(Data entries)
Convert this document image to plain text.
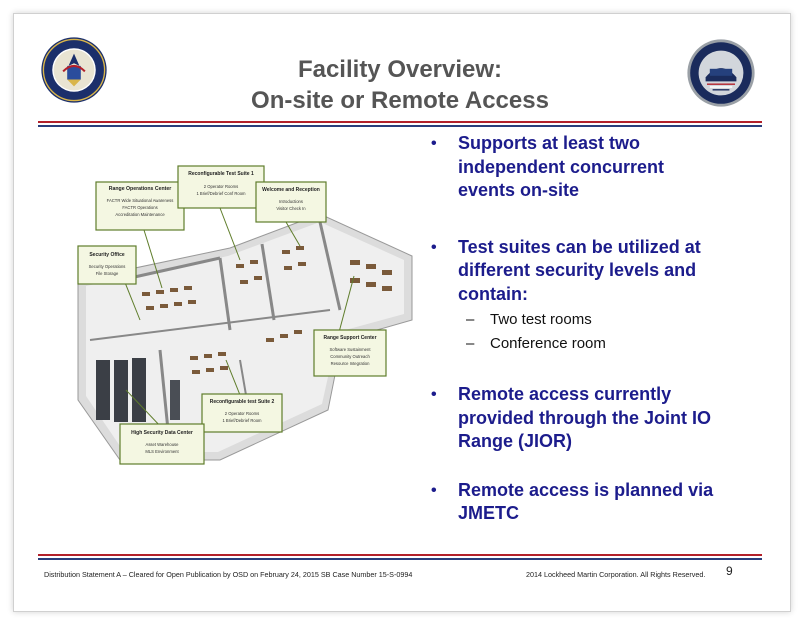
Facility Overview:
On-site or Remote Access
Range Operations Center
FACTR Wide Situational Awareness
FACTR Operations
Accreditation Maintenance
Reconfigurable Test Suite 1
2 Operator Rooms
1 Brief/Debrief Conf Room
Welcome and Reception
Introductions
Visitor Check In
Security Office
Security Operations
File Storage
Range Support Center
Software Sustainment
Community Outreach
Resource Integration
Reconfigurable test Suite 2
2 Operator Rooms
1 Brief/Debrief Room
High Security Data Center
Asset Warehouse
MLS Environment
• Supports at least two
independent concurrent
events on-site
• Test suites can be utilized at
different security levels and
contain:
– Two test rooms
– Conference room
• Remote access currently
provided through the Joint IO
Range (JIOR)
• Remote access is planned via
JMETC
Distribution Statement A – Cleared for Open Publication by OSD on February 24, 2015 SB Case Number 15-S-0994	2014 Lockheed Martin Corporation. All Rights Reserved. 9
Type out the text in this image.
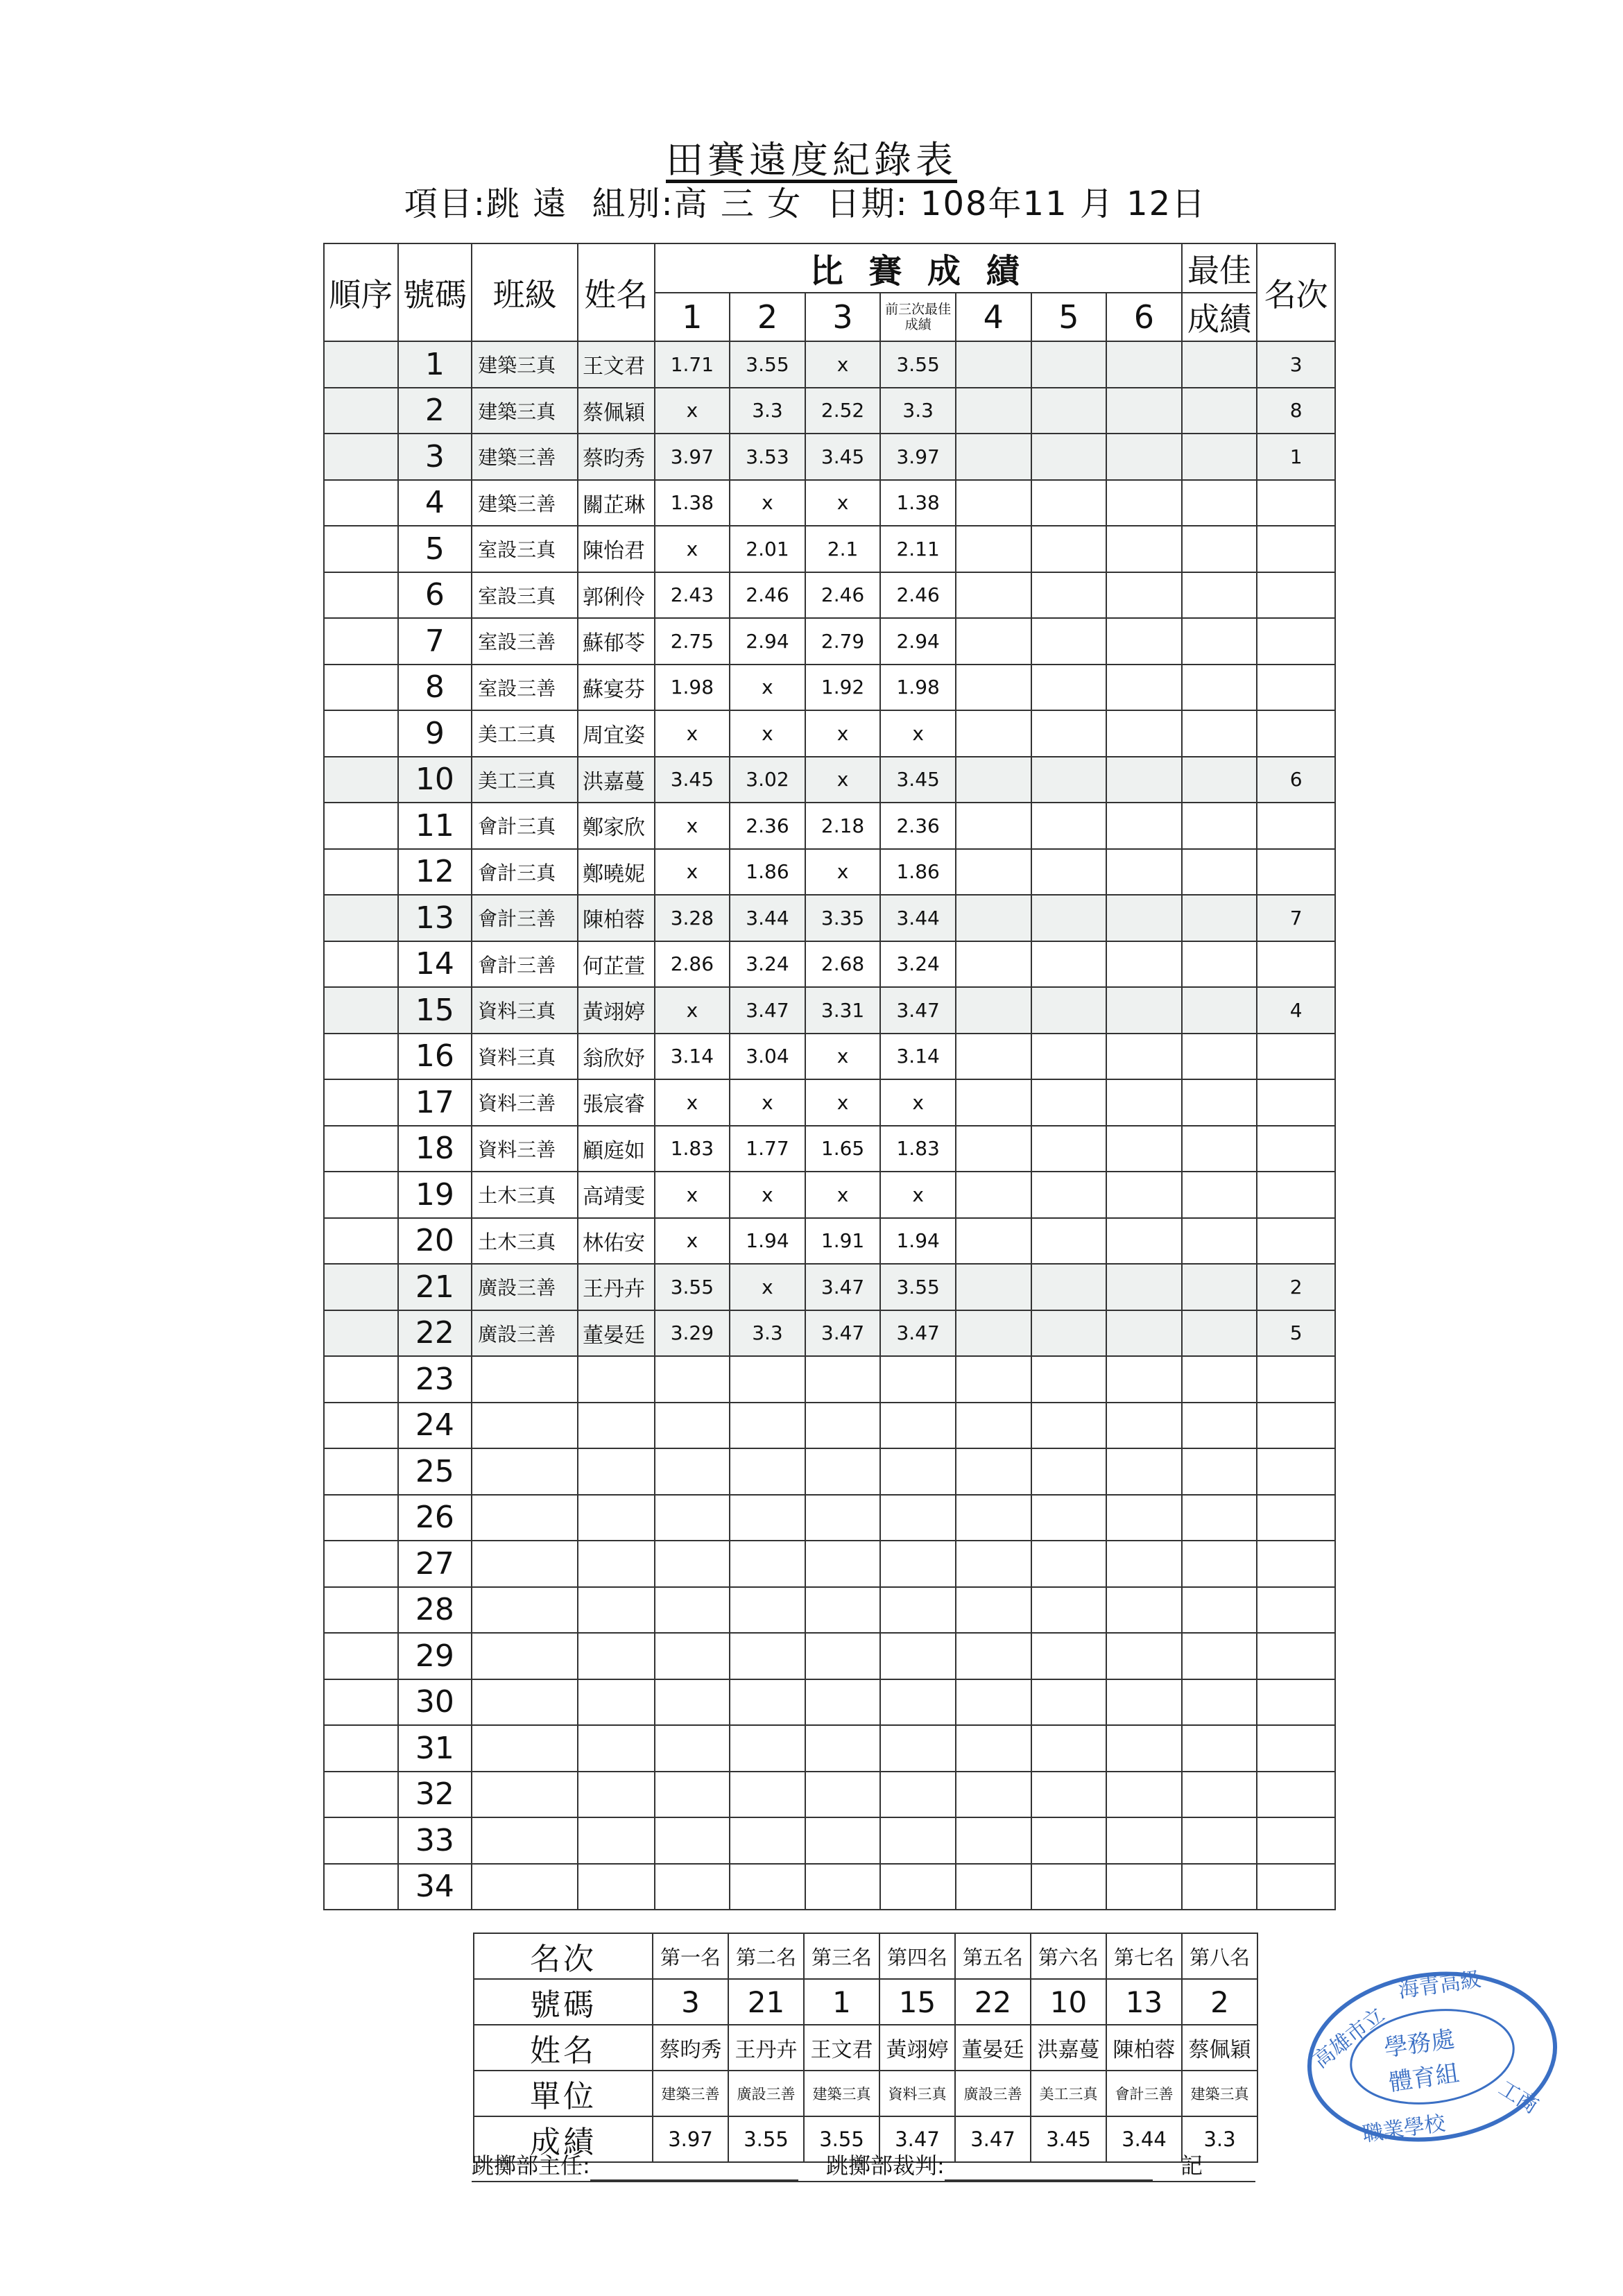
田賽遠度紀錄表
項目:跳 遠 組別:高 三 女 日期: 108年11 月 12日
順序	號碼	班級	姓名	比 賽 成 績							最佳	名次
				1	2	3	前三次最佳成績	4	5	6	成績	
	1	建築三真	王文君	1.71	3.55	x	3.55					3
	2	建築三真	蔡佩穎	x	3.3	2.52	3.3					8
	3	建築三善	蔡昀秀	3.97	3.53	3.45	3.97					1
	4	建築三善	關芷琳	1.38	x	x	1.38					
	5	室設三真	陳怡君	x	2.01	2.1	2.11					
	6	室設三真	郭俐伶	2.43	2.46	2.46	2.46					
	7	室設三善	蘇郁苓	2.75	2.94	2.79	2.94					
	8	室設三善	蘇宴芬	1.98	x	1.92	1.98					
	9	美工三真	周宜姿	x	x	x	x					
	10	美工三真	洪嘉蔓	3.45	3.02	x	3.45					6
	11	會計三真	鄭家欣	x	2.36	2.18	2.36					
	12	會計三真	鄭曉妮	x	1.86	x	1.86					
	13	會計三善	陳柏蓉	3.28	3.44	3.35	3.44					7
	14	會計三善	何芷萱	2.86	3.24	2.68	3.24					
	15	資料三真	黃翊婷	x	3.47	3.31	3.47					4
	16	資料三真	翁欣妤	3.14	3.04	x	3.14					
	17	資料三善	張宸睿	x	x	x	x					
	18	資料三善	顧庭如	1.83	1.77	1.65	1.83					
	19	土木三真	高靖雯	x	x	x	x					
	20	土木三真	林佑安	x	1.94	1.91	1.94					
	21	廣設三善	王丹卉	3.55	x	3.47	3.55					2
	22	廣設三善	董晏廷	3.29	3.3	3.47	3.47					5
	23											
	24											
	25											
	26											
	27											
	28											
	29											
	30											
	31											
	32											
	33											
	34											
名次	第一名	第二名	第三名	第四名	第五名	第六名	第七名	第八名
號碼	3	21	1	15	22	10	13	2
姓名	蔡昀秀	王丹卉	王文君	黃翊婷	董晏廷	洪嘉蔓	陳柏蓉	蔡佩穎
單位	建築三善	廣設三善	建築三真	資料三真	廣設三善	美工三真	會計三善	建築三真
成績	3.97	3.55	3.55	3.47	3.47	3.45	3.44	3.3
跳擲部主任:	跳擲部裁判:	記
學務處
體育組
高雄市立
海青高級
工商
職業學校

◆ Exercise prompt:
Pictures don't belong in the copy. Transcribe every record exactly as it appears.

◆ Problem solution:
Convert this document image to plain text.
Facility Overview:
On-site or Remote Access
Range Operations Center
FACTR Wide Situational Awareness
FACTR Operations
Accreditation Maintenance
Reconfigurable Test Suite 1
2 Operator Rooms
1 Brief/Debrief Conf Room
Welcome and Reception
Introductions
Visitor Check In
Security Office
Security Operations
File Storage
Range Support Center
Software Sustainment
Community Outreach
Resource Integration
Reconfigurable test Suite 2
2 Operator Rooms
1 Brief/Debrief Room
High Security Data Center
Asset Warehouse
MLS Environment
• Supports at least two
independent concurrent
events on-site
• Test suites can be utilized at
different security levels and
contain:
– Two test rooms
– Conference room
• Remote access currently
provided through the Joint IO
Range (JIOR)
• Remote access is planned via
JMETC
Distribution Statement A – Cleared for Open Publication by OSD on February 24, 2015 SB Case Number 15-S-0994	2014 Lockheed Martin Corporation. All Rights Reserved. 9
Type out the text in this image.
田賽遠度紀錄表
項目:跳 遠 組別:高 三 女 日期: 108年11 月 12日
順序	號碼	班級	姓名	比 賽 成 績							最佳	名次
				1	2	3	前三次最佳成績	4	5	6	成績	
	1	建築三真	王文君	1.71	3.55	x	3.55					3
	2	建築三真	蔡佩穎	x	3.3	2.52	3.3					8
	3	建築三善	蔡昀秀	3.97	3.53	3.45	3.97					1
	4	建築三善	關芷琳	1.38	x	x	1.38					
	5	室設三真	陳怡君	x	2.01	2.1	2.11					
	6	室設三真	郭俐伶	2.43	2.46	2.46	2.46					
	7	室設三善	蘇郁苓	2.75	2.94	2.79	2.94					
	8	室設三善	蘇宴芬	1.98	x	1.92	1.98					
	9	美工三真	周宜姿	x	x	x	x					
	10	美工三真	洪嘉蔓	3.45	3.02	x	3.45					6
	11	會計三真	鄭家欣	x	2.36	2.18	2.36					
	12	會計三真	鄭曉妮	x	1.86	x	1.86					
	13	會計三善	陳柏蓉	3.28	3.44	3.35	3.44					7
	14	會計三善	何芷萱	2.86	3.24	2.68	3.24					
	15	資料三真	黃翊婷	x	3.47	3.31	3.47					4
	16	資料三真	翁欣妤	3.14	3.04	x	3.14					
	17	資料三善	張宸睿	x	x	x	x					
	18	資料三善	顧庭如	1.83	1.77	1.65	1.83					
	19	土木三真	高靖雯	x	x	x	x					
	20	土木三真	林佑安	x	1.94	1.91	1.94					
	21	廣設三善	王丹卉	3.55	x	3.47	3.55					2
	22	廣設三善	董晏廷	3.29	3.3	3.47	3.47					5
	23											
	24											
	25											
	26											
	27											
	28											
	29											
	30											
	31											
	32											
	33											
	34											
名次	第一名	第二名	第三名	第四名	第五名	第六名	第七名	第八名
號碼	3	21	1	15	22	10	13	2
姓名	蔡昀秀	王丹卉	王文君	黃翊婷	董晏廷	洪嘉蔓	陳柏蓉	蔡佩穎
單位	建築三善	廣設三善	建築三真	資料三真	廣設三善	美工三真	會計三善	建築三真
成績	3.97	3.55	3.55	3.47	3.47	3.45	3.44	3.3
跳擲部主任:	跳擲部裁判:	記
學務處
體育組
高雄市立
海青高級
工商
職業學校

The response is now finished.